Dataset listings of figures
┌────────

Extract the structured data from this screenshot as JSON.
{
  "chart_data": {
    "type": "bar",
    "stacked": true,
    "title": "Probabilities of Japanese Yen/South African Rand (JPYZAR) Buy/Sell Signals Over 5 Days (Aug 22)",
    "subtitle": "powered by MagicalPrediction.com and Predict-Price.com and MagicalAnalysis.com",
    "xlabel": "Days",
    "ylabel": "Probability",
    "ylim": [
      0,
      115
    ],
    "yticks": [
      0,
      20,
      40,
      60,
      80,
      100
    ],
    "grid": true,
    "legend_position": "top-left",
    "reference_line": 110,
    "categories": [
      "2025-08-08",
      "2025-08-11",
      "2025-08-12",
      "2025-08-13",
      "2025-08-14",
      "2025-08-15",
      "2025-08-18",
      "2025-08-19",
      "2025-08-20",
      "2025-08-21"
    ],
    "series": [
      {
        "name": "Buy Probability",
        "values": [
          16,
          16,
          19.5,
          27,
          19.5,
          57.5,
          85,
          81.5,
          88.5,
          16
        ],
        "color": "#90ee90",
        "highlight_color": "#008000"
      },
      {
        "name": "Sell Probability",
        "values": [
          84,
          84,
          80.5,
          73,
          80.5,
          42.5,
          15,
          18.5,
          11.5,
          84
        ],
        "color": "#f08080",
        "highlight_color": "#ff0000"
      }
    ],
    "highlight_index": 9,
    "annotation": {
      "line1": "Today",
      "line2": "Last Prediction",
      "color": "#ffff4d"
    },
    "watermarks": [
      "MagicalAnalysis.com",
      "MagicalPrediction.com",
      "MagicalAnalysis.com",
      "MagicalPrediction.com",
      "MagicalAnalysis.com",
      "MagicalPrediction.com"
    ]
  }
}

└────────
┌────────

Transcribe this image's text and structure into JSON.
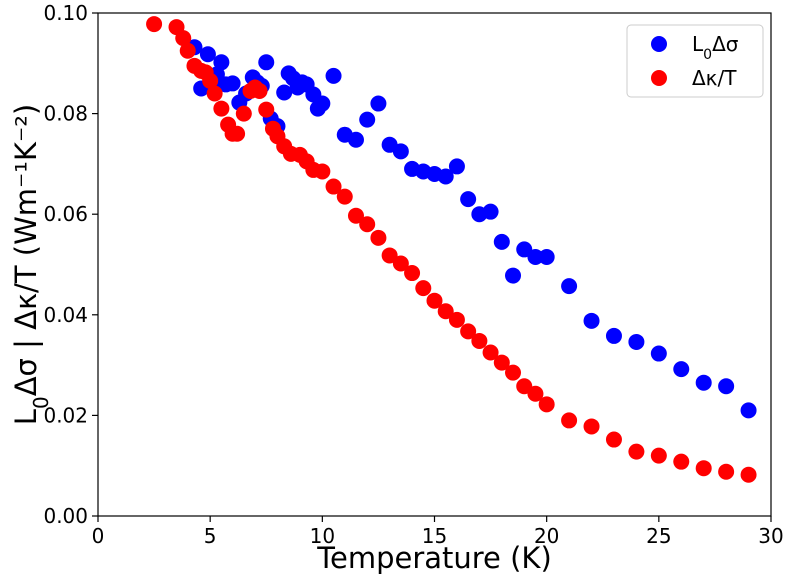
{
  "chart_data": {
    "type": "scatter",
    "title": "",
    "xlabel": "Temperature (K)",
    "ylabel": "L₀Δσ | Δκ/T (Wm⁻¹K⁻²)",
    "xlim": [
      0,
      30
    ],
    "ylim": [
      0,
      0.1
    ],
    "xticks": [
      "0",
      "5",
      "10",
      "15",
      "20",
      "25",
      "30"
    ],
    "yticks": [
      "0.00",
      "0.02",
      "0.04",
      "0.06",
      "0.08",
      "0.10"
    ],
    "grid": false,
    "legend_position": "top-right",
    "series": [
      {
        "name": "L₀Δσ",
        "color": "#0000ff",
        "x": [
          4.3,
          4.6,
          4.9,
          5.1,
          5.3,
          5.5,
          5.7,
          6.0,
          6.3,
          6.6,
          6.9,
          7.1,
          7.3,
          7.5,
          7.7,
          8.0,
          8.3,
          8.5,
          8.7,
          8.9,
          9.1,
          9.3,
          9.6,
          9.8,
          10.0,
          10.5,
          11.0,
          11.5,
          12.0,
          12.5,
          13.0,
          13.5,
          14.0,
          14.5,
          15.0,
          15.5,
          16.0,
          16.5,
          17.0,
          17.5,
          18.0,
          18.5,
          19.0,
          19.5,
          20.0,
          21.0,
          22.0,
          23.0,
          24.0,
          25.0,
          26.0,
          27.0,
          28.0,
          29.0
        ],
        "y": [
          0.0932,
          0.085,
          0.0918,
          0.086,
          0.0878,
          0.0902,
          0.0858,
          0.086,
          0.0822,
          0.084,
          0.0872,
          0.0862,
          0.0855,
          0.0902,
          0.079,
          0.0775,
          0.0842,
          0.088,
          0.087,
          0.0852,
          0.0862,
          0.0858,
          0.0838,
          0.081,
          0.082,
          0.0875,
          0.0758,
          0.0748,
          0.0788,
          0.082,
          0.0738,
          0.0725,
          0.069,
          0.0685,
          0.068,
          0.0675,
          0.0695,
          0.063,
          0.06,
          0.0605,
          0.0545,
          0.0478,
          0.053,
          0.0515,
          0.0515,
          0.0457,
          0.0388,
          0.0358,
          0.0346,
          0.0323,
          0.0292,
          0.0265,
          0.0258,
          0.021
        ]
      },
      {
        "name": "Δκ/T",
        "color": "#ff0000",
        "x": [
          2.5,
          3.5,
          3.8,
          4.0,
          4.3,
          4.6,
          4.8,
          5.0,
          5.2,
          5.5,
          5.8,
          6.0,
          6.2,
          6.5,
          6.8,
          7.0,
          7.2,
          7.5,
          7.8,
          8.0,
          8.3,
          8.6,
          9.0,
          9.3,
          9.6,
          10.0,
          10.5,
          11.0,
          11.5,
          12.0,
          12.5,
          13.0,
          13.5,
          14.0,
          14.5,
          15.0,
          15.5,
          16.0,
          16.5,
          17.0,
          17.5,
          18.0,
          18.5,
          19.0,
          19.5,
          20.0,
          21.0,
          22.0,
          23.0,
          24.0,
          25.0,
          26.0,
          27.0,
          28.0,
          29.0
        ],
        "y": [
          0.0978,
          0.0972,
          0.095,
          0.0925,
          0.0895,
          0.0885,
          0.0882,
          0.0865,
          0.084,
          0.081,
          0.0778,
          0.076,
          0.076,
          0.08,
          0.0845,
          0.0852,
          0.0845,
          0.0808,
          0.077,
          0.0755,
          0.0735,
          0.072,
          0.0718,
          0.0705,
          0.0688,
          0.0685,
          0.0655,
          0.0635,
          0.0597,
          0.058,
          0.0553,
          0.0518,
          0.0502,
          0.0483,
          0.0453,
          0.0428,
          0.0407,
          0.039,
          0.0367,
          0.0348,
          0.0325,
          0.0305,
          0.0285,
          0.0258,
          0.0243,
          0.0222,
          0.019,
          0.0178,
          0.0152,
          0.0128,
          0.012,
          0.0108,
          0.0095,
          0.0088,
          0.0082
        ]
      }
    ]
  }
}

└────────

Given problem –
Copy out every line that includes the word "name".

Task result –
        "name": "Buy Probability",
        "name": "Sell Probability",
        "name": "L₀Δσ",
        "name": "Δκ/T",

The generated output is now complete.